**WHAT IS EXPECTED**
Scan the data for "CEST" and copy the lines it appears in.

**DATA ENTRIES**
########

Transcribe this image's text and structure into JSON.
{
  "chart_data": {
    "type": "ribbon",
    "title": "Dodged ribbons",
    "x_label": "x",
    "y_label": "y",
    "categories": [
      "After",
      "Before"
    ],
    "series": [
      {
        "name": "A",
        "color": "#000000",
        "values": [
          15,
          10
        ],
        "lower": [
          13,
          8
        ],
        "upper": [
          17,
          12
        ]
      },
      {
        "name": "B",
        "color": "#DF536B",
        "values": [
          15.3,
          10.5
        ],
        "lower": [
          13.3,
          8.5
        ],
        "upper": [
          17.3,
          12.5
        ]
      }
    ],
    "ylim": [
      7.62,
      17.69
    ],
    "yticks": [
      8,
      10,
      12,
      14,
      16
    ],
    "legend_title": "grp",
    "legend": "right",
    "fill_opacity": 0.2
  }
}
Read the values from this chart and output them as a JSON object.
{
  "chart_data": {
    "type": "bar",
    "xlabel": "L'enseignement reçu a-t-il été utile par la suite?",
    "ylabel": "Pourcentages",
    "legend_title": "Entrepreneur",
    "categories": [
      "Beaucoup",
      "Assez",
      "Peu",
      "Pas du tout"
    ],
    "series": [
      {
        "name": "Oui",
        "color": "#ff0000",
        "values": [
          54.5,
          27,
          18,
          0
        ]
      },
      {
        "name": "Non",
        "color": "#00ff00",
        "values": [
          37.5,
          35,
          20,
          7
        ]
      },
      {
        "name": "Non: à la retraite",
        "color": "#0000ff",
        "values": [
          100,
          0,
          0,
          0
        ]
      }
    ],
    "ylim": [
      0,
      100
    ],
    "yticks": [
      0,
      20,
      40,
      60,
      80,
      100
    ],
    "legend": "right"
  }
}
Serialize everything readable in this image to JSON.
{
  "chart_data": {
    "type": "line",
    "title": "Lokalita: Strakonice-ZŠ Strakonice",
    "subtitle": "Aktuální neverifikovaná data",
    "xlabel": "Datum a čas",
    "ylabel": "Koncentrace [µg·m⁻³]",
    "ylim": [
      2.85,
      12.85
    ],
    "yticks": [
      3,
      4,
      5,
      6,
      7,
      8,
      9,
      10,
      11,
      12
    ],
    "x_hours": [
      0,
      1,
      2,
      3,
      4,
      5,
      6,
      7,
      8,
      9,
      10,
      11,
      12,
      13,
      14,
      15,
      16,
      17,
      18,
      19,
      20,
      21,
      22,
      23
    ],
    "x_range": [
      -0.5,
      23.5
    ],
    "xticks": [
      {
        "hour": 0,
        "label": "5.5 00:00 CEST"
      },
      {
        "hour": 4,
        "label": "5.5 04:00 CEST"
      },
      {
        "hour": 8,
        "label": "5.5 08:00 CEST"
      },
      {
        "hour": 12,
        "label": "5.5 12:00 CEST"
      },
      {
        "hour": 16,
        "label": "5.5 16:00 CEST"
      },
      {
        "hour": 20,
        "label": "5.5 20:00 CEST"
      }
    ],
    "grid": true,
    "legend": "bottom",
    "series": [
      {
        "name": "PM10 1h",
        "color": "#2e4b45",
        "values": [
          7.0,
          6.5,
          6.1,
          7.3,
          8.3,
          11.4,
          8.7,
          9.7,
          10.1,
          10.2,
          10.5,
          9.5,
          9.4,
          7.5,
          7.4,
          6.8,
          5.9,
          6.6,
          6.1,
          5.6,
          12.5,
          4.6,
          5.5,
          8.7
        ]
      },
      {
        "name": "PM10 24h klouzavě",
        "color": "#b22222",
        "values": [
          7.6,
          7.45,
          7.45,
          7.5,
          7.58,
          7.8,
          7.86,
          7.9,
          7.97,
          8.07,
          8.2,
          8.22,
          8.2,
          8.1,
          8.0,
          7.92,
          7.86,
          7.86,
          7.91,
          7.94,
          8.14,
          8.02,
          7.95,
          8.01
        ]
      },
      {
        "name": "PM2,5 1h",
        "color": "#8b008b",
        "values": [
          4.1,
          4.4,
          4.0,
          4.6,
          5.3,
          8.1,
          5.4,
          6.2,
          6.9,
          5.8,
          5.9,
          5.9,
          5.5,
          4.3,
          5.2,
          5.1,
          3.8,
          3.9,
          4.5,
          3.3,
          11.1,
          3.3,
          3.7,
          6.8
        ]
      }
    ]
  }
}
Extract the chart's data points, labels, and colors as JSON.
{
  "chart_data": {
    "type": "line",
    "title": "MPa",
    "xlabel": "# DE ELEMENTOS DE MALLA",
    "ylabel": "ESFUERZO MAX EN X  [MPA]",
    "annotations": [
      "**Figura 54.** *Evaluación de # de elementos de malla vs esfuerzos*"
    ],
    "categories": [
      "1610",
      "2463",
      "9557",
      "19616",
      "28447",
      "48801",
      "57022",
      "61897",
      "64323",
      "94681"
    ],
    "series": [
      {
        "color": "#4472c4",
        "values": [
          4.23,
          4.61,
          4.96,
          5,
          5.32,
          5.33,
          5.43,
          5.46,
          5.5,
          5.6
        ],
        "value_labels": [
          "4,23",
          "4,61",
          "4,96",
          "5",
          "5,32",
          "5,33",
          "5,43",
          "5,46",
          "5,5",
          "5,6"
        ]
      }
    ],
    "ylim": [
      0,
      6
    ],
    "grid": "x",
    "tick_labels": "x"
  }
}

########

**PROBLEM SOLUTION**
        "label": "5.5 00:00 CEST"
        "label": "5.5 04:00 CEST"
        "label": "5.5 08:00 CEST"
        "label": "5.5 12:00 CEST"
        "label": "5.5 16:00 CEST"
        "label": "5.5 20:00 CEST"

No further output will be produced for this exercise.